Extract the full listing below without altering a single character.

-----

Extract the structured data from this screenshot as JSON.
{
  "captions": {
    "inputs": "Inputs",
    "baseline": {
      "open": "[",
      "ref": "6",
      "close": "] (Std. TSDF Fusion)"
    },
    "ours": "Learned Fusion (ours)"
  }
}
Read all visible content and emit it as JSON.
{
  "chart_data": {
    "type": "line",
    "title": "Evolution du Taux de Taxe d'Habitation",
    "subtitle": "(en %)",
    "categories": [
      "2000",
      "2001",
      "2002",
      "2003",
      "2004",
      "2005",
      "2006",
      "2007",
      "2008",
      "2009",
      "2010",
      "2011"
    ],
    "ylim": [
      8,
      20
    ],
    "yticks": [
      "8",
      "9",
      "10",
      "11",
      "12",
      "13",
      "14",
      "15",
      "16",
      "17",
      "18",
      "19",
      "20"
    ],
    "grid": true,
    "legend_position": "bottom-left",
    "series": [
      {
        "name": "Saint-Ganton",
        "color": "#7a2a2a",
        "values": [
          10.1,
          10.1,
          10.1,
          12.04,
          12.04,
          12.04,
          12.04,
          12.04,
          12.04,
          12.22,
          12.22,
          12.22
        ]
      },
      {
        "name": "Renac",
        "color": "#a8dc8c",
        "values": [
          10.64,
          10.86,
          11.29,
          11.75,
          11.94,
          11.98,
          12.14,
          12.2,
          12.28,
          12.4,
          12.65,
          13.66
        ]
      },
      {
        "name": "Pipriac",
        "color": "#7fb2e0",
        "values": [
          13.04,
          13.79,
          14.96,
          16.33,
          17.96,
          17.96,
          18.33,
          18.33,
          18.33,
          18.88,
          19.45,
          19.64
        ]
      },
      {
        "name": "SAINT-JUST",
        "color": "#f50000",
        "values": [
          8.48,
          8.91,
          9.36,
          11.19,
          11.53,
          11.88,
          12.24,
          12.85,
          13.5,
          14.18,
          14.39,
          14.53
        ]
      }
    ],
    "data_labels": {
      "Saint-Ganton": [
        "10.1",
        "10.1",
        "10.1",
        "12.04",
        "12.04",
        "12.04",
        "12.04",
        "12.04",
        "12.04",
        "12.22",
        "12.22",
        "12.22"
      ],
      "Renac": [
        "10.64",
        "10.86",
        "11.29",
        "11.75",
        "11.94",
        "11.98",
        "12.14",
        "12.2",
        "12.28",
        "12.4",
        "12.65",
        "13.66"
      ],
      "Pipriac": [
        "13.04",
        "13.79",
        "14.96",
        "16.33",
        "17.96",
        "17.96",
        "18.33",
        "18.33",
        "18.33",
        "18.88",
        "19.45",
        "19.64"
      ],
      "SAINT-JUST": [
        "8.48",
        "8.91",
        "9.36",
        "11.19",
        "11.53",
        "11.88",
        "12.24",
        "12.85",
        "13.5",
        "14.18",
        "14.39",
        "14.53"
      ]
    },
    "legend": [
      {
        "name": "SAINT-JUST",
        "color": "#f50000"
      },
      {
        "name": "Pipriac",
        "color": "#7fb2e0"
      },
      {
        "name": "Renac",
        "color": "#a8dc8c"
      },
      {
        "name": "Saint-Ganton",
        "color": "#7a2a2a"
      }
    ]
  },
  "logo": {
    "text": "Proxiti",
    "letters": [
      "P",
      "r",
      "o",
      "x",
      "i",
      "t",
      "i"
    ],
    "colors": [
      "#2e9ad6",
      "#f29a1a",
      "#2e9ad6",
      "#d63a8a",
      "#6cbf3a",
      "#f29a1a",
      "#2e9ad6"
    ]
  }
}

-----

■ Answer to the problem:
Extract the structured data from this screenshot as JSON.
{
  "captions": {
    "inputs": "Inputs",
    "baseline": {
      "open": "[",
      "ref": "6",
      "close": "] (Std. TSDF Fusion)"
    },
    "ours": "Learned Fusion (ours)"
  }
}
Read all visible content and emit it as JSON.
{
  "chart_data": {
    "type": "line",
    "title": "Evolution du Taux de Taxe d'Habitation",
    "subtitle": "(en %)",
    "categories": [
      "2000",
      "2001",
      "2002",
      "2003",
      "2004",
      "2005",
      "2006",
      "2007",
      "2008",
      "2009",
      "2010",
      "2011"
    ],
    "ylim": [
      8,
      20
    ],
    "yticks": [
      "8",
      "9",
      "10",
      "11",
      "12",
      "13",
      "14",
      "15",
      "16",
      "17",
      "18",
      "19",
      "20"
    ],
    "grid": true,
    "legend_position": "bottom-left",
    "series": [
      {
        "name": "Saint-Ganton",
        "color": "#7a2a2a",
        "values": [
          10.1,
          10.1,
          10.1,
          12.04,
          12.04,
          12.04,
          12.04,
          12.04,
          12.04,
          12.22,
          12.22,
          12.22
        ]
      },
      {
        "name": "Renac",
        "color": "#a8dc8c",
        "values": [
          10.64,
          10.86,
          11.29,
          11.75,
          11.94,
          11.98,
          12.14,
          12.2,
          12.28,
          12.4,
          12.65,
          13.66
        ]
      },
      {
        "name": "Pipriac",
        "color": "#7fb2e0",
        "values": [
          13.04,
          13.79,
          14.96,
          16.33,
          17.96,
          17.96,
          18.33,
          18.33,
          18.33,
          18.88,
          19.45,
          19.64
        ]
      },
      {
        "name": "SAINT-JUST",
        "color": "#f50000",
        "values": [
          8.48,
          8.91,
          9.36,
          11.19,
          11.53,
          11.88,
          12.24,
          12.85,
          13.5,
          14.18,
          14.39,
          14.53
        ]
      }
    ],
    "data_labels": {
      "Saint-Ganton": [
        "10.1",
        "10.1",
        "10.1",
        "12.04",
        "12.04",
        "12.04",
        "12.04",
        "12.04",
        "12.04",
        "12.22",
        "12.22",
        "12.22"
      ],
      "Renac": [
        "10.64",
        "10.86",
        "11.29",
        "11.75",
        "11.94",
        "11.98",
        "12.14",
        "12.2",
        "12.28",
        "12.4",
        "12.65",
        "13.66"
      ],
      "Pipriac": [
        "13.04",
        "13.79",
        "14.96",
        "16.33",
        "17.96",
        "17.96",
        "18.33",
        "18.33",
        "18.33",
        "18.88",
        "19.45",
        "19.64"
      ],
      "SAINT-JUST": [
        "8.48",
        "8.91",
        "9.36",
        "11.19",
        "11.53",
        "11.88",
        "12.24",
        "12.85",
        "13.5",
        "14.18",
        "14.39",
        "14.53"
      ]
    },
    "legend": [
      {
        "name": "SAINT-JUST",
        "color": "#f50000"
      },
      {
        "name": "Pipriac",
        "color": "#7fb2e0"
      },
      {
        "name": "Renac",
        "color": "#a8dc8c"
      },
      {
        "name": "Saint-Ganton",
        "color": "#7a2a2a"
      }
    ]
  },
  "logo": {
    "text": "Proxiti",
    "letters": [
      "P",
      "r",
      "o",
      "x",
      "i",
      "t",
      "i"
    ],
    "colors": [
      "#2e9ad6",
      "#f29a1a",
      "#2e9ad6",
      "#d63a8a",
      "#6cbf3a",
      "#f29a1a",
      "#2e9ad6"
    ]
  }
}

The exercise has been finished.